# What you need to do
Return the records that follow, matching each one exactly.

# Stored data
##############################

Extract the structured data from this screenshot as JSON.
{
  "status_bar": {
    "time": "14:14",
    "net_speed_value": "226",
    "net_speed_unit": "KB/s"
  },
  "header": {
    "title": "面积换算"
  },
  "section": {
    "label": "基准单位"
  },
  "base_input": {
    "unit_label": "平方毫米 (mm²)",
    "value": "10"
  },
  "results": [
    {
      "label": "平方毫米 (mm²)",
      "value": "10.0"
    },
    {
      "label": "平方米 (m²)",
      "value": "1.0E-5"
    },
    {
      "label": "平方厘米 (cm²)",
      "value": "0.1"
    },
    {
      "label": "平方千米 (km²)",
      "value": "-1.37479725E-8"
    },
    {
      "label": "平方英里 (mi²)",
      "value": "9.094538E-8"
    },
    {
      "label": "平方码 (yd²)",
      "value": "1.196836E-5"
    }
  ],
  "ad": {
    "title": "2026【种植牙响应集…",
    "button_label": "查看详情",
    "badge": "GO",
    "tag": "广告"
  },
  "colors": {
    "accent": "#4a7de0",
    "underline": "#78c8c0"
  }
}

##############################

# Exercise output
Extract the structured data from this screenshot as JSON.
{
  "status_bar": {
    "time": "14:14",
    "net_speed_value": "226",
    "net_speed_unit": "KB/s"
  },
  "header": {
    "title": "面积换算"
  },
  "section": {
    "label": "基准单位"
  },
  "base_input": {
    "unit_label": "平方毫米 (mm²)",
    "value": "10"
  },
  "results": [
    {
      "label": "平方毫米 (mm²)",
      "value": "10.0"
    },
    {
      "label": "平方米 (m²)",
      "value": "1.0E-5"
    },
    {
      "label": "平方厘米 (cm²)",
      "value": "0.1"
    },
    {
      "label": "平方千米 (km²)",
      "value": "-1.37479725E-8"
    },
    {
      "label": "平方英里 (mi²)",
      "value": "9.094538E-8"
    },
    {
      "label": "平方码 (yd²)",
      "value": "1.196836E-5"
    }
  ],
  "ad": {
    "title": "2026【种植牙响应集…",
    "button_label": "查看详情",
    "badge": "GO",
    "tag": "广告"
  },
  "colors": {
    "accent": "#4a7de0",
    "underline": "#78c8c0"
  }
}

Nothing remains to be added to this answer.